(WHAT IS EXPECTED) Print the data that follows exactly.

(DATA EXTRACT)
>>>
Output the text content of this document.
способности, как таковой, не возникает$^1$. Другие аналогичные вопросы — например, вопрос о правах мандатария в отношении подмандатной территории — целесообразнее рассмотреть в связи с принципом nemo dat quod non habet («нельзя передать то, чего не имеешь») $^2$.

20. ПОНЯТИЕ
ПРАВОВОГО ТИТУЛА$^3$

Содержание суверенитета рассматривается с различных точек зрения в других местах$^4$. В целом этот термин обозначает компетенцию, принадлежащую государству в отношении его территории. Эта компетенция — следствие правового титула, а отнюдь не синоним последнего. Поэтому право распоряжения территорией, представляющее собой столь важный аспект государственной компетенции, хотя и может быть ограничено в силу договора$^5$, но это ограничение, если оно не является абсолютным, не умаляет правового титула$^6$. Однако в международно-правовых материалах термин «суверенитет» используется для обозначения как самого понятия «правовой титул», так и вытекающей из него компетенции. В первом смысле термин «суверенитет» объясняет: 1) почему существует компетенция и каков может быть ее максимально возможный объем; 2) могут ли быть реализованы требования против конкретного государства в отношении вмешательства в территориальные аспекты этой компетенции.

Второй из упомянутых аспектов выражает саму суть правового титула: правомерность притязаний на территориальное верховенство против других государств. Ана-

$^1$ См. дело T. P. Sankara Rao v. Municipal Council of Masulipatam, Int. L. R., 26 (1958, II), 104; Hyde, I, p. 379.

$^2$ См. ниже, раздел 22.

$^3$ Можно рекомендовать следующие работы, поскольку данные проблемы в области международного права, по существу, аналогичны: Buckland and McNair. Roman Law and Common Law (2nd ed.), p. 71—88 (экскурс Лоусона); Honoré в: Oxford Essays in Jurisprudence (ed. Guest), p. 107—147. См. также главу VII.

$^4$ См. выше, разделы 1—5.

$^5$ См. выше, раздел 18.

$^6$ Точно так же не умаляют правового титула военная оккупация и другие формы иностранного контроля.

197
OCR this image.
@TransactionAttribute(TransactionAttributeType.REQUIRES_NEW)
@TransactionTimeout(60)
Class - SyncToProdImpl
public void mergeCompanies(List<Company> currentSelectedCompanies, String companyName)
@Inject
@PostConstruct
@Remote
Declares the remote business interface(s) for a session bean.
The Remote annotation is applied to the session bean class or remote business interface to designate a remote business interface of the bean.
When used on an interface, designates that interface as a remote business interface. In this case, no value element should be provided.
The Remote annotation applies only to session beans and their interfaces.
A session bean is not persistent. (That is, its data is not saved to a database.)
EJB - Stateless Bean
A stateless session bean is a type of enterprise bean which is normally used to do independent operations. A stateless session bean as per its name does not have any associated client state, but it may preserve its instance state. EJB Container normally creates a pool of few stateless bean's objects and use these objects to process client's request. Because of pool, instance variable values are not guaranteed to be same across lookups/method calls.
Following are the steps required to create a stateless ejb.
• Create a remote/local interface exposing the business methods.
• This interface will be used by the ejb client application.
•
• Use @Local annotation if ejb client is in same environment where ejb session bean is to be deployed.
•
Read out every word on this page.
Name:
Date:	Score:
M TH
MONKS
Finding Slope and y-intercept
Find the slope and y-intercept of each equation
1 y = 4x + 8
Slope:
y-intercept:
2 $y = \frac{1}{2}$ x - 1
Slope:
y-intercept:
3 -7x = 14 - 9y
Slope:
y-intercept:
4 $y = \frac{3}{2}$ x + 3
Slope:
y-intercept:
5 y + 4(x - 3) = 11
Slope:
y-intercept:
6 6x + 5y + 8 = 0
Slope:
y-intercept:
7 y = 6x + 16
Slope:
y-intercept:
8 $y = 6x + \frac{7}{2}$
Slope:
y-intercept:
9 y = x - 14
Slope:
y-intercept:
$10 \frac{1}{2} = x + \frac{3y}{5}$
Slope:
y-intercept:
<<<
(OUTPUT FOR THIS EXERCISE)
Output the text content of this document.
способности, как таковой, не возникает$^1$. Другие аналогичные вопросы — например, вопрос о правах мандатария в отношении подмандатной территории — целесообразнее рассмотреть в связи с принципом nemo dat quod non habet («нельзя передать то, чего не имеешь») $^2$.

20. ПОНЯТИЕ
ПРАВОВОГО ТИТУЛА$^3$

Содержание суверенитета рассматривается с различных точек зрения в других местах$^4$. В целом этот термин обозначает компетенцию, принадлежащую государству в отношении его территории. Эта компетенция — следствие правового титула, а отнюдь не синоним последнего. Поэтому право распоряжения территорией, представляющее собой столь важный аспект государственной компетенции, хотя и может быть ограничено в силу договора$^5$, но это ограничение, если оно не является абсолютным, не умаляет правового титула$^6$. Однако в международно-правовых материалах термин «суверенитет» используется для обозначения как самого понятия «правовой титул», так и вытекающей из него компетенции. В первом смысле термин «суверенитет» объясняет: 1) почему существует компетенция и каков может быть ее максимально возможный объем; 2) могут ли быть реализованы требования против конкретного государства в отношении вмешательства в территориальные аспекты этой компетенции.

Второй из упомянутых аспектов выражает саму суть правового титула: правомерность притязаний на территориальное верховенство против других государств. Ана-

$^1$ См. дело T. P. Sankara Rao v. Municipal Council of Masulipatam, Int. L. R., 26 (1958, II), 104; Hyde, I, p. 379.

$^2$ См. ниже, раздел 22.

$^3$ Можно рекомендовать следующие работы, поскольку данные проблемы в области международного права, по существу, аналогичны: Buckland and McNair. Roman Law and Common Law (2nd ed.), p. 71—88 (экскурс Лоусона); Honoré в: Oxford Essays in Jurisprudence (ed. Guest), p. 107—147. См. также главу VII.

$^4$ См. выше, разделы 1—5.

$^5$ См. выше, раздел 18.

$^6$ Точно так же не умаляют правового титула военная оккупация и другие формы иностранного контроля.

197
OCR this image.
@TransactionAttribute(TransactionAttributeType.REQUIRES_NEW)
@TransactionTimeout(60)
Class - SyncToProdImpl
public void mergeCompanies(List<Company> currentSelectedCompanies, String companyName)
@Inject
@PostConstruct
@Remote
Declares the remote business interface(s) for a session bean.
The Remote annotation is applied to the session bean class or remote business interface to designate a remote business interface of the bean.
When used on an interface, designates that interface as a remote business interface. In this case, no value element should be provided.
The Remote annotation applies only to session beans and their interfaces.
A session bean is not persistent. (That is, its data is not saved to a database.)
EJB - Stateless Bean
A stateless session bean is a type of enterprise bean which is normally used to do independent operations. A stateless session bean as per its name does not have any associated client state, but it may preserve its instance state. EJB Container normally creates a pool of few stateless bean's objects and use these objects to process client's request. Because of pool, instance variable values are not guaranteed to be same across lookups/method calls.
Following are the steps required to create a stateless ejb.
• Create a remote/local interface exposing the business methods.
• This interface will be used by the ejb client application.
•
• Use @Local annotation if ejb client is in same environment where ejb session bean is to be deployed.
•
Read out every word on this page.
Name:
Date:	Score:
M TH
MONKS
Finding Slope and y-intercept
Find the slope and y-intercept of each equation
1 y = 4x + 8
Slope:
y-intercept:
2 $y = \frac{1}{2}$ x - 1
Slope:
y-intercept:
3 -7x = 14 - 9y
Slope:
y-intercept:
4 $y = \frac{3}{2}$ x + 3
Slope:
y-intercept:
5 y + 4(x - 3) = 11
Slope:
y-intercept:
6 6x + 5y + 8 = 0
Slope:
y-intercept:
7 y = 6x + 16
Slope:
y-intercept:
8 $y = 6x + \frac{7}{2}$
Slope:
y-intercept:
9 y = x - 14
Slope:
y-intercept:
$10 \frac{1}{2} = x + \frac{3y}{5}$
Slope:
y-intercept:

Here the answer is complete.